(Extracted records)
((

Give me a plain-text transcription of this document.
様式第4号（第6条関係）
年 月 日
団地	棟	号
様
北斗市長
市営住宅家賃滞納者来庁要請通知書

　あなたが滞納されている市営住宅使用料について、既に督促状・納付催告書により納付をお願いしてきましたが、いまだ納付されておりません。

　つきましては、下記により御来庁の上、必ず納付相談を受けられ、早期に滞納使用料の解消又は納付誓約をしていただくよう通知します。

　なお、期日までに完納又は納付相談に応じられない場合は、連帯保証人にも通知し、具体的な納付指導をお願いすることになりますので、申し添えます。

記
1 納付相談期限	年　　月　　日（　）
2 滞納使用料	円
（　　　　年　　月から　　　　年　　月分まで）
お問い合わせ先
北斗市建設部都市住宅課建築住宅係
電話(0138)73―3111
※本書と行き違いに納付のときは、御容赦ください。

))

* [TASK BRIEF]: Write out the full listing exactly as given.

* [FINISHED TASK]:
Give me a plain-text transcription of this document.
様式第4号（第6条関係）
年 月 日
団地	棟	号
様
北斗市長
市営住宅家賃滞納者来庁要請通知書

　あなたが滞納されている市営住宅使用料について、既に督促状・納付催告書により納付をお願いしてきましたが、いまだ納付されておりません。

　つきましては、下記により御来庁の上、必ず納付相談を受けられ、早期に滞納使用料の解消又は納付誓約をしていただくよう通知します。

　なお、期日までに完納又は納付相談に応じられない場合は、連帯保証人にも通知し、具体的な納付指導をお願いすることになりますので、申し添えます。

記
1 納付相談期限	年　　月　　日（　）
2 滞納使用料	円
（　　　　年　　月から　　　　年　　月分まで）
お問い合わせ先
北斗市建設部都市住宅課建築住宅係
電話(0138)73―3111
※本書と行き違いに納付のときは、御容赦ください。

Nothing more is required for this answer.